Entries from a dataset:

========

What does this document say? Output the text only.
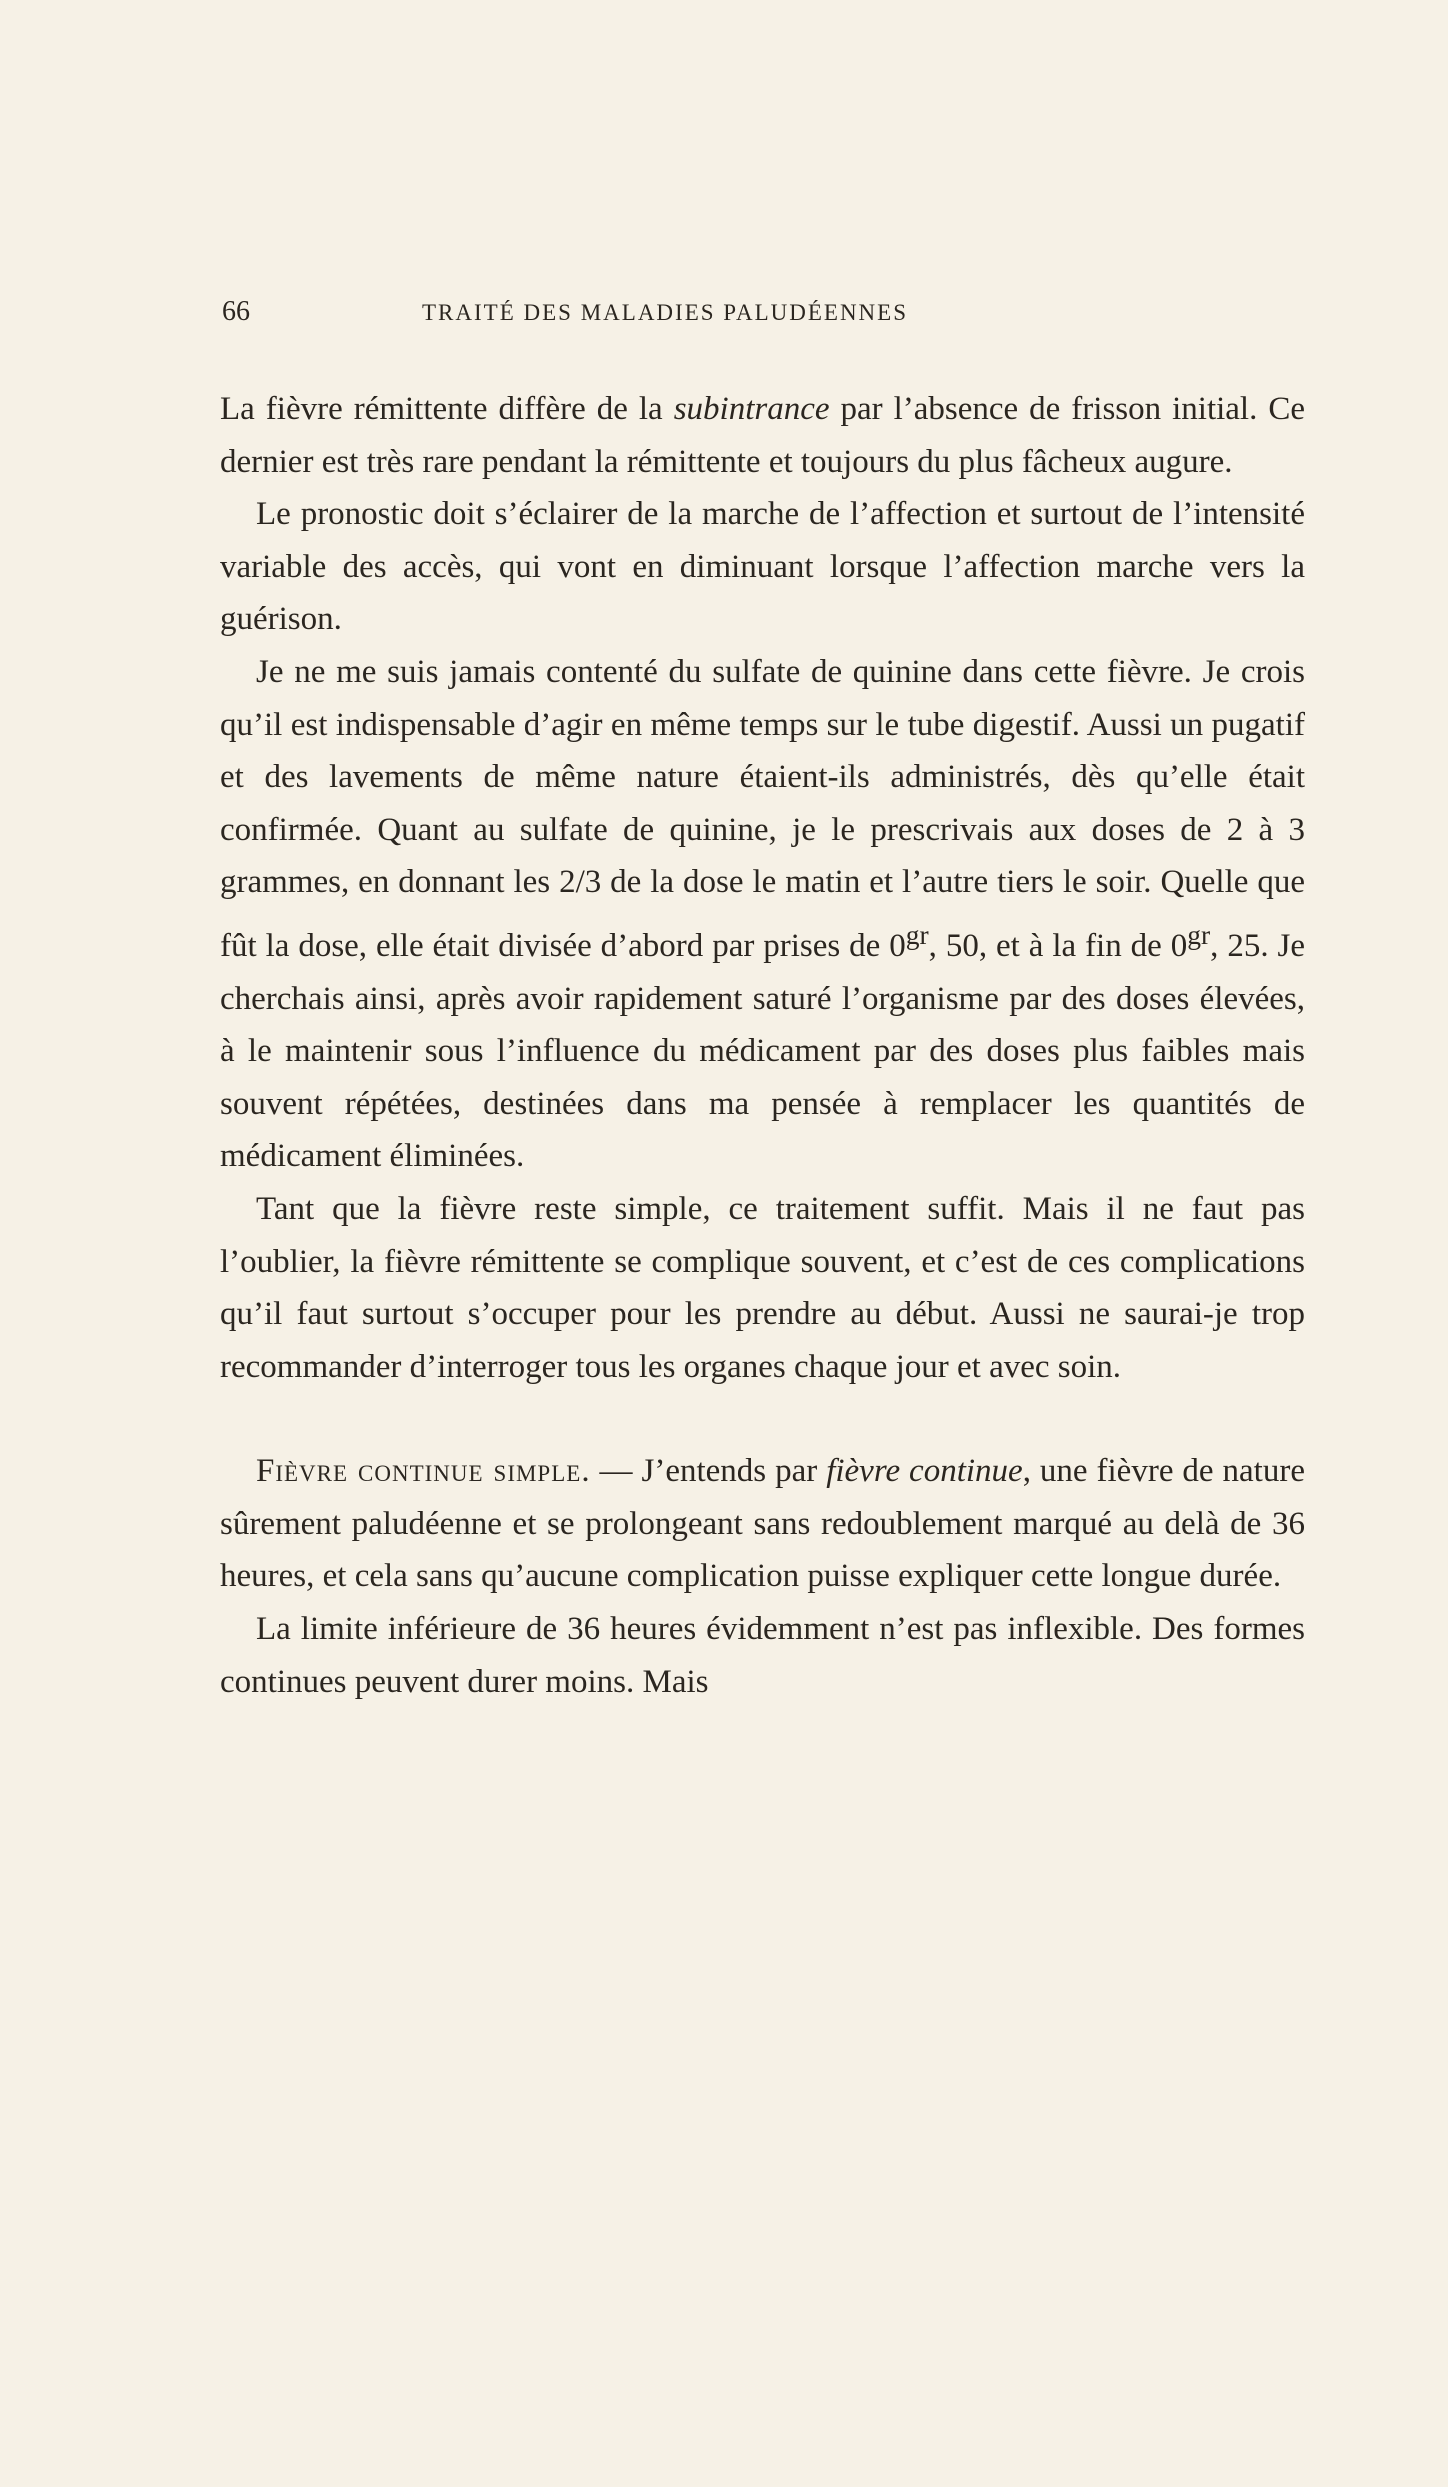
66	TRAITÉ DES MALADIES PALUDÉENNES

La fièvre rémittente diffère de la subintrance par l’absence de frisson initial. Ce dernier est très rare pendant la rémittente et toujours du plus fâcheux augure.

Le pronostic doit s’éclairer de la marche de l’affection et surtout de l’intensité variable des accès, qui vont en diminuant lorsque l’affection marche vers la guérison.

Je ne me suis jamais contenté du sulfate de quinine dans cette fièvre. Je crois qu’il est indispensable d’agir en même temps sur le tube digestif. Aussi un pugatif et des lavements de même nature étaient-ils administrés, dès qu’elle était confirmée. Quant au sulfate de quinine, je le prescrivais aux doses de 2 à 3 grammes, en donnant les 2/3 de la dose le matin et l’autre tiers le soir. Quelle que fût la dose, elle était divisée d’abord par prises de $0^{gr}$, 50, et à la fin de $0^{gr}$, 25. Je cherchais ainsi, après avoir rapidement saturé l’organisme par des doses élevées, à le maintenir sous l’influence du médicament par des doses plus faibles mais souvent répétées, destinées dans ma pensée à remplacer les quantités de médicament éliminées.

Tant que la fièvre reste simple, ce traitement suffit. Mais il ne faut pas l’oublier, la fièvre rémittente se complique souvent, et c’est de ces complications qu’il faut surtout s’occuper pour les prendre au début. Aussi ne saurai-je trop recommander d’interroger tous les organes chaque jour et avec soin.

Fièvre continue simple. — J’entends par fièvre continue, une fièvre de nature sûrement paludéenne et se prolongeant sans redoublement marqué au delà de 36 heures, et cela sans qu’aucune complication puisse expliquer cette longue durée.

La limite inférieure de 36 heures évidemment n’est pas inflexible. Des formes continues peuvent durer moins. Mais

========

List all lines above in which the string "plus" appears.

▶ Written answer
La fièvre rémittente diffère de la subintrance par l’absence de frisson initial. Ce dernier est très rare pendant la rémittente et toujours du plus fâcheux augure.
Je ne me suis jamais contenté du sulfate de quinine dans cette fièvre. Je crois qu’il est indispensable d’agir en même temps sur le tube digestif. Aussi un pugatif et des lavements de même nature étaient-ils administrés, dès qu’elle était confirmée. Quant au sulfate de quinine, je le prescrivais aux doses de 2 à 3 grammes, en donnant les 2/3 de la dose le matin et l’autre tiers le soir. Quelle que fût la dose, elle était divisée d’abord par prises de $0^{gr}$, 50, et à la fin de $0^{gr}$, 25. Je cherchais ainsi, après avoir rapidement saturé l’organisme par des doses élevées, à le maintenir sous l’influence du médicament par des doses plus faibles mais souvent répétées, destinées dans ma pensée à remplacer les quantités de médicament éliminées.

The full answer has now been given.